▶ _Goal of the exercise_: Write out the entries verbatim and leave the images out of the copy.

▶ _Available records_:
****

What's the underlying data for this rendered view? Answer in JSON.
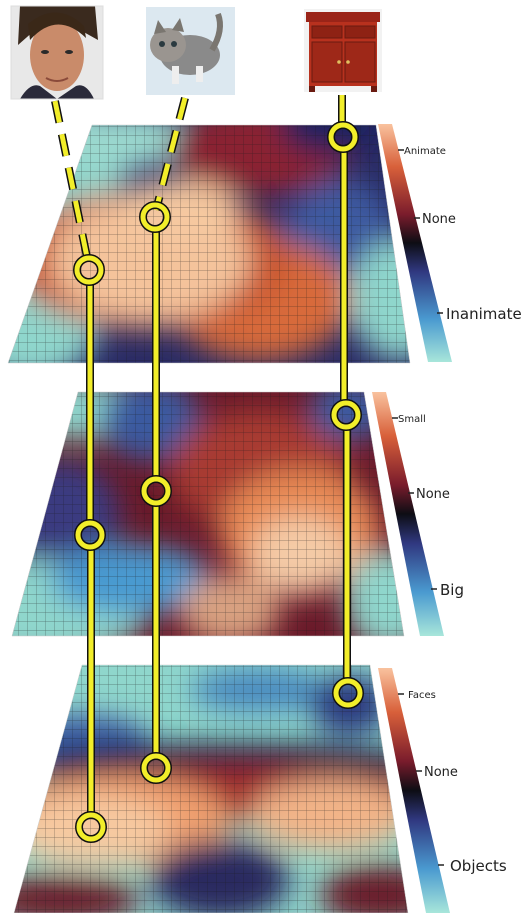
{
  "stimuli": [
    {
      "kind": "face",
      "name": "face-photo"
    },
    {
      "kind": "cat",
      "name": "cat-photo"
    },
    {
      "kind": "cabinet",
      "name": "cabinet-photo"
    }
  ],
  "maps": [
    {
      "name": "animacy-map",
      "scale": {
        "top": "Animate",
        "middle": "None",
        "bottom": "Inanimate"
      }
    },
    {
      "name": "size-map",
      "scale": {
        "top": "Small",
        "middle": "None",
        "bottom": "Big"
      }
    },
    {
      "name": "category-map",
      "scale": {
        "top": "Faces",
        "middle": "None",
        "bottom": "Objects"
      }
    }
  ],
  "colors": {
    "marker": "#f2ee2a",
    "marker_outline": "#111111",
    "colormap": [
      "#8fd6cc",
      "#4a8fc4",
      "#2a2a6a",
      "#111111",
      "#8b1e2a",
      "#d86a3a",
      "#f6c9a0"
    ]
  }
}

****

▶ _Correct answer_:
What's the underlying data for this rendered view? Answer in JSON.
{
  "stimuli": [
    {
      "kind": "face",
      "name": "face-photo"
    },
    {
      "kind": "cat",
      "name": "cat-photo"
    },
    {
      "kind": "cabinet",
      "name": "cabinet-photo"
    }
  ],
  "maps": [
    {
      "name": "animacy-map",
      "scale": {
        "top": "Animate",
        "middle": "None",
        "bottom": "Inanimate"
      }
    },
    {
      "name": "size-map",
      "scale": {
        "top": "Small",
        "middle": "None",
        "bottom": "Big"
      }
    },
    {
      "name": "category-map",
      "scale": {
        "top": "Faces",
        "middle": "None",
        "bottom": "Objects"
      }
    }
  ],
  "colors": {
    "marker": "#f2ee2a",
    "marker_outline": "#111111",
    "colormap": [
      "#8fd6cc",
      "#4a8fc4",
      "#2a2a6a",
      "#111111",
      "#8b1e2a",
      "#d86a3a",
      "#f6c9a0"
    ]
  }
}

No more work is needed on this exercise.